● Request
Reproduce the material in full, exactly as written.

● Data for the task
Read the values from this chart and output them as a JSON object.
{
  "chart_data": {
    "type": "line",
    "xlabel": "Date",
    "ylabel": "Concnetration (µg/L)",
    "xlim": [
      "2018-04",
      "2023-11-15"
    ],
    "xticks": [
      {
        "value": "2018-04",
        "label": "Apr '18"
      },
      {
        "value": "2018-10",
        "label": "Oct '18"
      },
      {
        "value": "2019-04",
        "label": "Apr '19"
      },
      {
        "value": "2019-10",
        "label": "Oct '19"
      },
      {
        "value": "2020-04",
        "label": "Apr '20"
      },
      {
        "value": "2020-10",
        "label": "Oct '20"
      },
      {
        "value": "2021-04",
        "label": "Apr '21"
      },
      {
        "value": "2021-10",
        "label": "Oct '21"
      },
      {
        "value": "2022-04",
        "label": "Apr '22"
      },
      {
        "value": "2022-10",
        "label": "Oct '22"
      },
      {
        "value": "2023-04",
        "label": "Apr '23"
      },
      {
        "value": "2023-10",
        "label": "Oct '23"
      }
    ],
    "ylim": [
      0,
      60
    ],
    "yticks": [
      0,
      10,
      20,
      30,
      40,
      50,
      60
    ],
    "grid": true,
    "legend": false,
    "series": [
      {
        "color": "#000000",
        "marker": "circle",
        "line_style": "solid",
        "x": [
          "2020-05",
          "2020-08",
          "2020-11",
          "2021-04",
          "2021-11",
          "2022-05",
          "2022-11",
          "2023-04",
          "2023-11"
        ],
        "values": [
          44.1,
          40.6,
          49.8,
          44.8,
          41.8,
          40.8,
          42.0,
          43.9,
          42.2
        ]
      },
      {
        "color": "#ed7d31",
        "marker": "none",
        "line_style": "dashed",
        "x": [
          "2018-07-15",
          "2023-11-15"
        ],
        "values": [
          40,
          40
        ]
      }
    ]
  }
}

● Response
Read the values from this chart and output them as a JSON object.
{
  "chart_data": {
    "type": "line",
    "xlabel": "Date",
    "ylabel": "Concnetration (µg/L)",
    "xlim": [
      "2018-04",
      "2023-11-15"
    ],
    "xticks": [
      {
        "value": "2018-04",
        "label": "Apr '18"
      },
      {
        "value": "2018-10",
        "label": "Oct '18"
      },
      {
        "value": "2019-04",
        "label": "Apr '19"
      },
      {
        "value": "2019-10",
        "label": "Oct '19"
      },
      {
        "value": "2020-04",
        "label": "Apr '20"
      },
      {
        "value": "2020-10",
        "label": "Oct '20"
      },
      {
        "value": "2021-04",
        "label": "Apr '21"
      },
      {
        "value": "2021-10",
        "label": "Oct '21"
      },
      {
        "value": "2022-04",
        "label": "Apr '22"
      },
      {
        "value": "2022-10",
        "label": "Oct '22"
      },
      {
        "value": "2023-04",
        "label": "Apr '23"
      },
      {
        "value": "2023-10",
        "label": "Oct '23"
      }
    ],
    "ylim": [
      0,
      60
    ],
    "yticks": [
      0,
      10,
      20,
      30,
      40,
      50,
      60
    ],
    "grid": true,
    "legend": false,
    "series": [
      {
        "color": "#000000",
        "marker": "circle",
        "line_style": "solid",
        "x": [
          "2020-05",
          "2020-08",
          "2020-11",
          "2021-04",
          "2021-11",
          "2022-05",
          "2022-11",
          "2023-04",
          "2023-11"
        ],
        "values": [
          44.1,
          40.6,
          49.8,
          44.8,
          41.8,
          40.8,
          42.0,
          43.9,
          42.2
        ]
      },
      {
        "color": "#ed7d31",
        "marker": "none",
        "line_style": "dashed",
        "x": [
          "2018-07-15",
          "2023-11-15"
        ],
        "values": [
          40,
          40
        ]
      }
    ]
  }
}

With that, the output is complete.